*Stated goal:* Count every line that has the word "English" in it; give no more than the number.

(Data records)
----------
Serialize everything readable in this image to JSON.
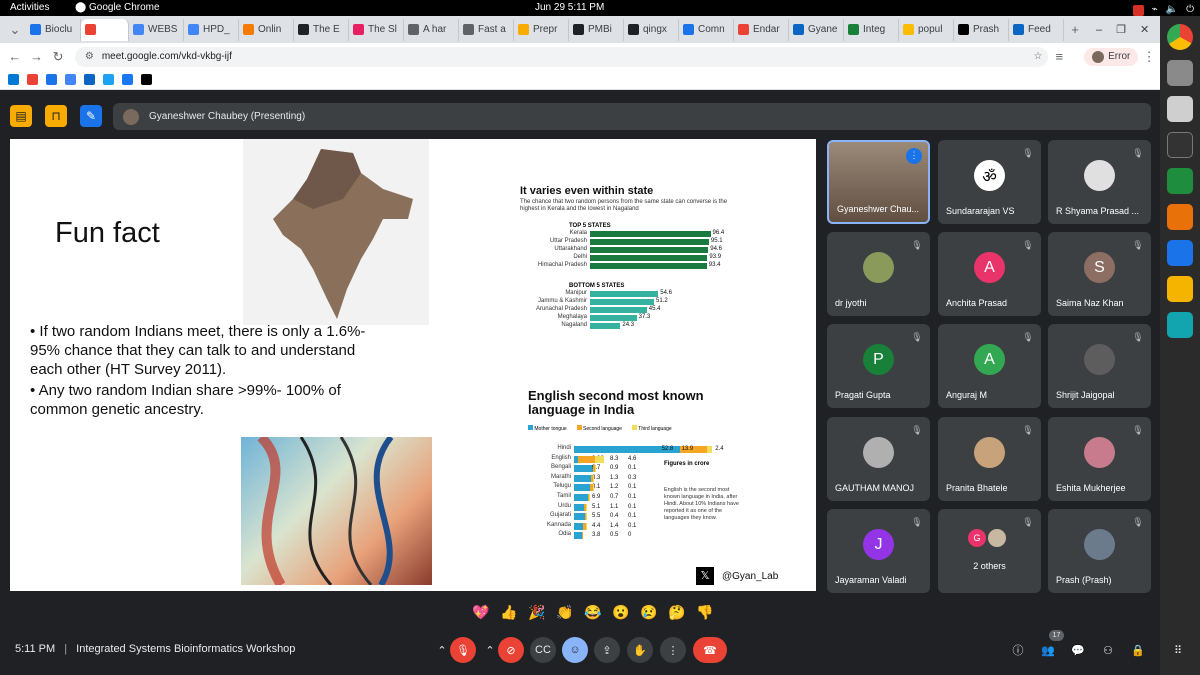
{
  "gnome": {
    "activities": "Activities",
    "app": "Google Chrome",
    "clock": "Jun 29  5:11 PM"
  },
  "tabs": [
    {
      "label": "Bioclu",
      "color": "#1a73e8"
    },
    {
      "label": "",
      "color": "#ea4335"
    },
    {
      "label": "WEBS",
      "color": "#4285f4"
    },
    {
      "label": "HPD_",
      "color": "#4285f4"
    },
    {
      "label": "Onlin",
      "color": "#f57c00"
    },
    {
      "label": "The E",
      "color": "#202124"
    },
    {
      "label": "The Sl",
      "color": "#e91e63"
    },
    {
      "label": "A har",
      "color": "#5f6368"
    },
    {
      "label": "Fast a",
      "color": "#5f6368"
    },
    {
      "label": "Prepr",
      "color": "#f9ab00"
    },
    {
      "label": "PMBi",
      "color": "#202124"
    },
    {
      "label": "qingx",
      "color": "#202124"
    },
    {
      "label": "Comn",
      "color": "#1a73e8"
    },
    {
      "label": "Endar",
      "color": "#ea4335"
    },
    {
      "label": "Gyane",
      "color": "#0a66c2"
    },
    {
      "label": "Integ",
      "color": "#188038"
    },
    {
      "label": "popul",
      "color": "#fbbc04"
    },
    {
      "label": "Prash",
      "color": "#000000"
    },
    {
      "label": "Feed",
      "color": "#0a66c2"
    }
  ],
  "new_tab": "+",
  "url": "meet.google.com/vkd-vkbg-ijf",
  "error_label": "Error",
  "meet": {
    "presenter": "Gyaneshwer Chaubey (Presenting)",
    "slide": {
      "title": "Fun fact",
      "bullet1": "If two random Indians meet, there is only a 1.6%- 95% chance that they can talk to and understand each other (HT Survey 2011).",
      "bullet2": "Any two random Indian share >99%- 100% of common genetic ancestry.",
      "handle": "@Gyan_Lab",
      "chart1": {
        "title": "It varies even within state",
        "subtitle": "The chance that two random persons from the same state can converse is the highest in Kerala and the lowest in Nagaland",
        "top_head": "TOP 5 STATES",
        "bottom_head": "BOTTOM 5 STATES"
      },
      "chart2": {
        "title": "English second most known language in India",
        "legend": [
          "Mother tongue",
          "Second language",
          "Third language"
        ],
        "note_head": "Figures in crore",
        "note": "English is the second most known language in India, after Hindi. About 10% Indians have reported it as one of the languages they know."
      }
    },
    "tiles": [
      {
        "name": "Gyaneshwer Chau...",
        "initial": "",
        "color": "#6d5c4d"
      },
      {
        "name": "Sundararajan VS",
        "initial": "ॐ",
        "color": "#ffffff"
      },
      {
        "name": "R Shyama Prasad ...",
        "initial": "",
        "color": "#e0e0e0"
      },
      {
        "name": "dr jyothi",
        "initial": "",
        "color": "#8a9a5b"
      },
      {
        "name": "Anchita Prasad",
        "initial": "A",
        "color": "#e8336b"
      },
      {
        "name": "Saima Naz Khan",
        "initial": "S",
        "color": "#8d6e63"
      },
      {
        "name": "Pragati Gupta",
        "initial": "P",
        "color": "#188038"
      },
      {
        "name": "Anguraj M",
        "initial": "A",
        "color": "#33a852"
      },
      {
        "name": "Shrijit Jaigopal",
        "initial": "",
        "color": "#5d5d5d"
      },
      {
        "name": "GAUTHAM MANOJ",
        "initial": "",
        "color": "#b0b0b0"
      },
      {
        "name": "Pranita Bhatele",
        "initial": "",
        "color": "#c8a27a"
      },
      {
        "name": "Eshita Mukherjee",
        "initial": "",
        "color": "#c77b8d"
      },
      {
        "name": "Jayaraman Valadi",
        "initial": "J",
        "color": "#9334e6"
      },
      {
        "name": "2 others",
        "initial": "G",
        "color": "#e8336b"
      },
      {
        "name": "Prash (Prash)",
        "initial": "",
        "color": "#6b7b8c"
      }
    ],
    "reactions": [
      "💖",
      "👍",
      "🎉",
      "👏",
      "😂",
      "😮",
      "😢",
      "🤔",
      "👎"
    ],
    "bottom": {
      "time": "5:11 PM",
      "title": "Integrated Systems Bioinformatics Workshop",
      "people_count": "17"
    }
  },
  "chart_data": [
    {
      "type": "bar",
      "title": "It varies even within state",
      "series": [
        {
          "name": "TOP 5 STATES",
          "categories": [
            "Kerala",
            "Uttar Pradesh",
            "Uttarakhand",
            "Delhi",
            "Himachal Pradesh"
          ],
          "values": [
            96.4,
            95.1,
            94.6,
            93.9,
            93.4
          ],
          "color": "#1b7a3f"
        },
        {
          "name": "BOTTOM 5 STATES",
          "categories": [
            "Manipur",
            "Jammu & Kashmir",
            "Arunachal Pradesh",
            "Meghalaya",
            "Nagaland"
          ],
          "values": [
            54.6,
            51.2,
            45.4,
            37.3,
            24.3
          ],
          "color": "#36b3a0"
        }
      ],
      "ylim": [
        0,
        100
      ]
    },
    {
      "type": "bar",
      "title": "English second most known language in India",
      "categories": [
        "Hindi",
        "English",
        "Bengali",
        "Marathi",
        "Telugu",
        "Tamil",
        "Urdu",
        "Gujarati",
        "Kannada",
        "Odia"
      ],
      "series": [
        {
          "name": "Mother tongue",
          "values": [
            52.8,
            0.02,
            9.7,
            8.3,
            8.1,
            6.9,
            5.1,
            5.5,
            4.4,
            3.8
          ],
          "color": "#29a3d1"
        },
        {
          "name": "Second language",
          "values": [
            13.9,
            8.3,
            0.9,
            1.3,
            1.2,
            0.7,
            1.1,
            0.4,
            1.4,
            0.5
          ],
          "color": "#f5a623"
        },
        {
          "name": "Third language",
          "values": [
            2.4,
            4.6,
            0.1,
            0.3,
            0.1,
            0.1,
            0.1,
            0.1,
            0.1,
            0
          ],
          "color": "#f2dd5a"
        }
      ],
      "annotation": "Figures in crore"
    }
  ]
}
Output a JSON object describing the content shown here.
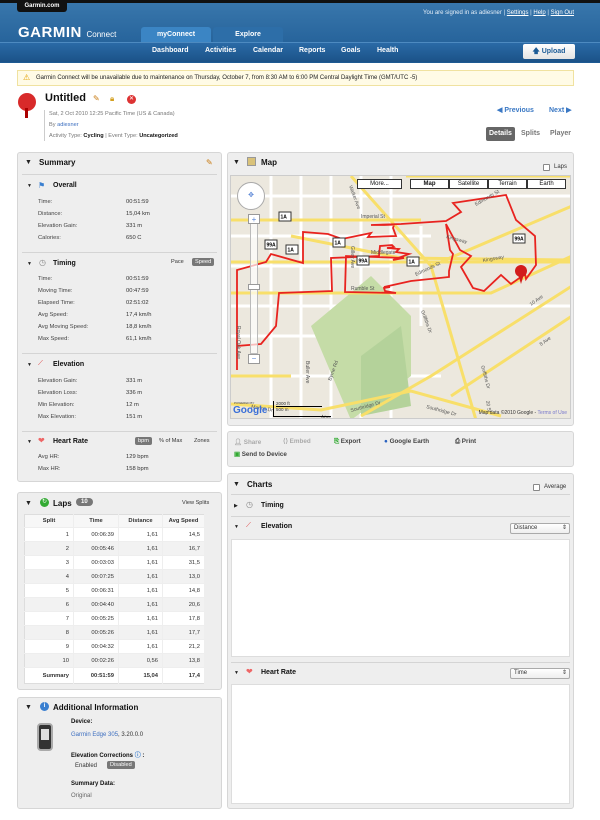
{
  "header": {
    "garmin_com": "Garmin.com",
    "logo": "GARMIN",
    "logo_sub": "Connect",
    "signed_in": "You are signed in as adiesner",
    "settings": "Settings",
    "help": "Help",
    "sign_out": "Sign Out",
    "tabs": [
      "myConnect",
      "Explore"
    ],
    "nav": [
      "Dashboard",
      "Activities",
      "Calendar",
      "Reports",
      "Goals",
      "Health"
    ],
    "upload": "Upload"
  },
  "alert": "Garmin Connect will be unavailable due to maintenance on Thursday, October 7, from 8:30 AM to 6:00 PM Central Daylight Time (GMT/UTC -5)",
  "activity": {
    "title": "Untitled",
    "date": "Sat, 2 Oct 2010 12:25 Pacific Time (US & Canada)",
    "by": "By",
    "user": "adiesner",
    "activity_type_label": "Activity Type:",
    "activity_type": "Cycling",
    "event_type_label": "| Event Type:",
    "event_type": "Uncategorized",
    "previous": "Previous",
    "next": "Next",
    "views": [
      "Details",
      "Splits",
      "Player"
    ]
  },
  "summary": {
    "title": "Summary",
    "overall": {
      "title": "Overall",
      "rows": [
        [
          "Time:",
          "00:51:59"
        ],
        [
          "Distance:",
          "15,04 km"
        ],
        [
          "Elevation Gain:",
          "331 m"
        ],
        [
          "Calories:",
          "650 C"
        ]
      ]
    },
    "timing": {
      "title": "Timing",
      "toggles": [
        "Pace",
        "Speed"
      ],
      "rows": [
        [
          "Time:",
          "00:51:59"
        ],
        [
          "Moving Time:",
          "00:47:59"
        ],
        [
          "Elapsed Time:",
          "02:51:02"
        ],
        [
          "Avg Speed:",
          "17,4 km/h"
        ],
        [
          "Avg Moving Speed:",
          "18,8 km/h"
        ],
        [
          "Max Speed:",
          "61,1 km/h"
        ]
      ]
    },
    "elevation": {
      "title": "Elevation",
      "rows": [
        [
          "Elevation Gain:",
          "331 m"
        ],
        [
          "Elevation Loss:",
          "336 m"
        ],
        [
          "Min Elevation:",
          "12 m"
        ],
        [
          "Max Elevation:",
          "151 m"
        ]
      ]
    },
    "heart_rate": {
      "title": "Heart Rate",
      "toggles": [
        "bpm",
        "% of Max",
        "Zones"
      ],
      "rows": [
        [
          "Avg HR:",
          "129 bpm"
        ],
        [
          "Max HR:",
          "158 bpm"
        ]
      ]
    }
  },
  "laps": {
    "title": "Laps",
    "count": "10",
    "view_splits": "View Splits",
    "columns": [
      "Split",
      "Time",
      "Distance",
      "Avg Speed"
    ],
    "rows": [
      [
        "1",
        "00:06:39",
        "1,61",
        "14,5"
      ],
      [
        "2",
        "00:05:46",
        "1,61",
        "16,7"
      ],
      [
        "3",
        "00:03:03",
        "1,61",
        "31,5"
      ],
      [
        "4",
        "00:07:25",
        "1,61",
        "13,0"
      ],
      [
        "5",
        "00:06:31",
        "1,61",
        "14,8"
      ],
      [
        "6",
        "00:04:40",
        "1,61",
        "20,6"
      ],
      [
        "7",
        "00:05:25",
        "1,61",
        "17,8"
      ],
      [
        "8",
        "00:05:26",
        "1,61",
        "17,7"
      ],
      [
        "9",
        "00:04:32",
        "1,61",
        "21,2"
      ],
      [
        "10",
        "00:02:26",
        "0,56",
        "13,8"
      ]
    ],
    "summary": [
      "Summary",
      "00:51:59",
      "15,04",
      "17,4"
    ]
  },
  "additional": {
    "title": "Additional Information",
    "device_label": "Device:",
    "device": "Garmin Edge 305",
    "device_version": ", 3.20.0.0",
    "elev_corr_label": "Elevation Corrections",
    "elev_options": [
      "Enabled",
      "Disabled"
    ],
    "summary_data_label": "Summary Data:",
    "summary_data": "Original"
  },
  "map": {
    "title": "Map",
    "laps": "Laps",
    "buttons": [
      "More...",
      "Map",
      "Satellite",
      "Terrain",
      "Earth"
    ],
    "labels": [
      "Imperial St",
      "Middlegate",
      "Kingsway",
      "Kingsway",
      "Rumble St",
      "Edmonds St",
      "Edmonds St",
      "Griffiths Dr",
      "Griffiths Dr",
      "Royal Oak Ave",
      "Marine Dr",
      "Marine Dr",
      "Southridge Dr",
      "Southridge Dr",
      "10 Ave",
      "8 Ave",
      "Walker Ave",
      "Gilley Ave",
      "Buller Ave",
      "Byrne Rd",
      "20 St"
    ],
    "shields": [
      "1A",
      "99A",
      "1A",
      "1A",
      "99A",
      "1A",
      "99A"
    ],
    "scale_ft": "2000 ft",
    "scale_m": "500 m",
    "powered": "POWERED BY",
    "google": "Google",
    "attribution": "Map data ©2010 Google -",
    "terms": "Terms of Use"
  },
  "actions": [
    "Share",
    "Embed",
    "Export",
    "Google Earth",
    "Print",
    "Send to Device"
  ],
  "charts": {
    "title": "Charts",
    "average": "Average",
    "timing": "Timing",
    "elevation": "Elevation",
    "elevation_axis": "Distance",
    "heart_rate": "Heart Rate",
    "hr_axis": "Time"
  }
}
----------
*Result for this task:* 4